WORKING DATA:
--------

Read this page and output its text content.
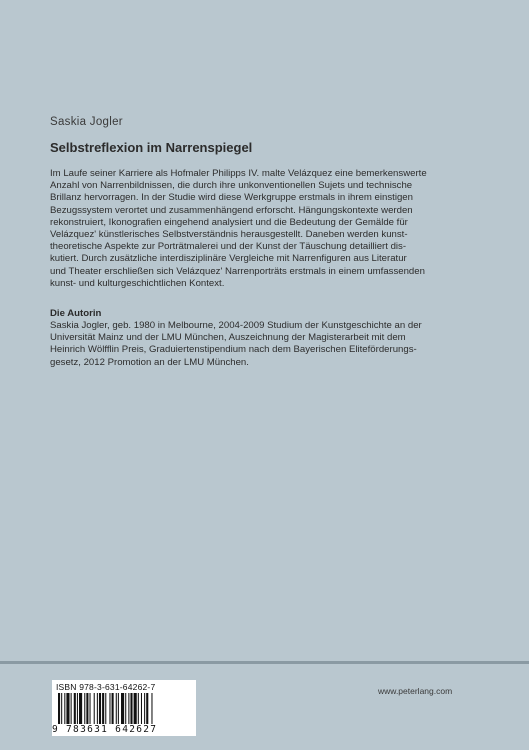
Saskia Jogler
Selbstreflexion im Narrenspiegel
Im Laufe seiner Karriere als Hofmaler Philipps IV. malte Velázquez eine bemerkenswerte
Anzahl von Narrenbildnissen, die durch ihre unkonventionellen Sujets und technische
Brillanz hervorragen. In der Studie wird diese Werkgruppe erstmals in ihrem einstigen
Bezugssystem verortet und zusammenhängend erforscht. Hängungskontexte werden
rekonstruiert, Ikonografien eingehend analysiert und die Bedeutung der Gemälde für
Velázquez' künstlerisches Selbstverständnis herausgestellt. Daneben werden kunst-
theoretische Aspekte zur Porträtmalerei und der Kunst der Täuschung detailliert dis-
kutiert. Durch zusätzliche interdisziplinäre Vergleiche mit Narrenfiguren aus Literatur
und Theater erschließen sich Velázquez' Narrenporträts erstmals in einem umfassenden
kunst- und kulturgeschichtlichen Kontext.
Die Autorin
Saskia Jogler, geb. 1980 in Melbourne, 2004-2009 Studium der Kunstgeschichte an der
Universität Mainz und der LMU München, Auszeichnung der Magisterarbeit mit dem
Heinrich Wölfflin Preis, Graduiertenstipendium nach dem Bayerischen Eliteförderungs-
gesetz, 2012 Promotion an der LMU München.
ISBN 978-3-631-64262-7
9 783631 642627
www.peterlang.com
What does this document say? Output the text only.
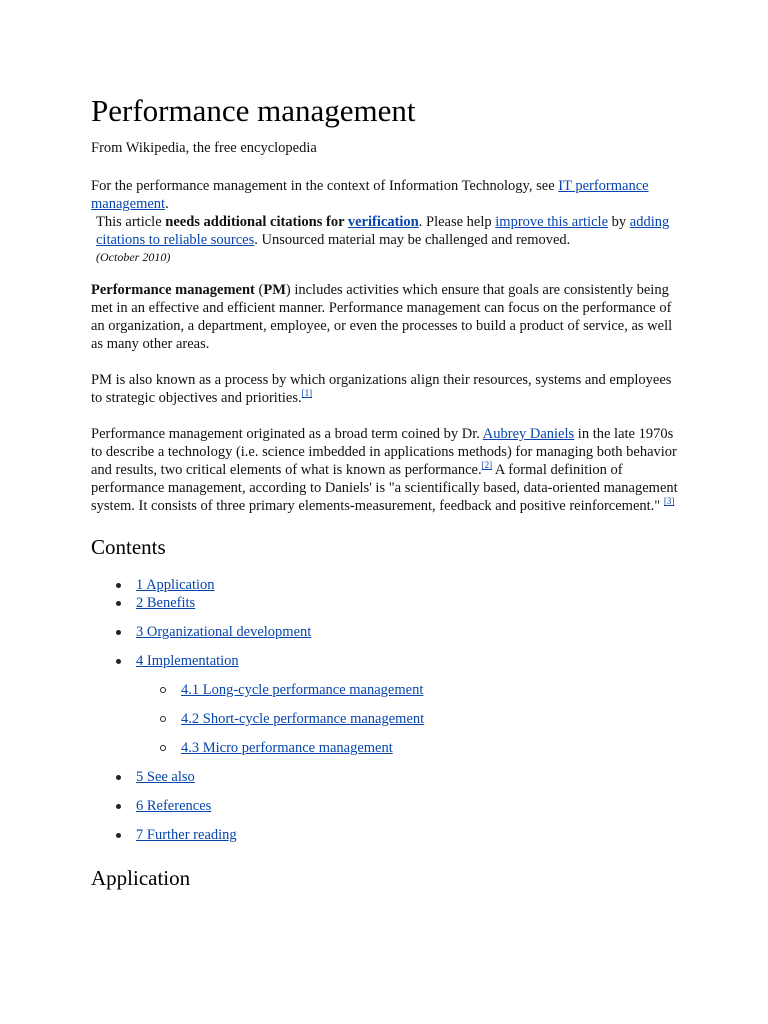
Performance management
From Wikipedia, the free encyclopedia
For the performance management in the context of Information Technology, see IT performance management.
This article needs additional citations for verification. Please help improve this article by adding citations to reliable sources. Unsourced material may be challenged and removed.
(October 2010)

Performance management (PM) includes activities which ensure that goals are consistently being met in an effective and efficient manner. Performance management can focus on the performance of an organization, a department, employee, or even the processes to build a product of service, as well as many other areas.

PM is also known as a process by which organizations align their resources, systems and employees to strategic objectives and priorities.[1]

Performance management originated as a broad term coined by Dr. Aubrey Daniels in the late 1970s to describe a technology (i.e. science imbedded in applications methods) for managing both behavior and results, two critical elements of what is known as performance.[2] A formal definition of performance management, according to Daniels' is "a scientifically based, data-oriented management system. It consists of three primary elements-measurement, feedback and positive reinforcement." [3]

Contents
1 Application
2 Benefits
3 Organizational development
4 Implementation
4.1 Long-cycle performance management
4.2 Short-cycle performance management
4.3 Micro performance management
5 See also
6 References
7 Further reading
Application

--------

GIVEN REQUEST: Pick out the lines above that hold the string "cycle" and show them.

EXERCISE OUTPUT:
4.1 Long-cycle performance management
4.2 Short-cycle performance management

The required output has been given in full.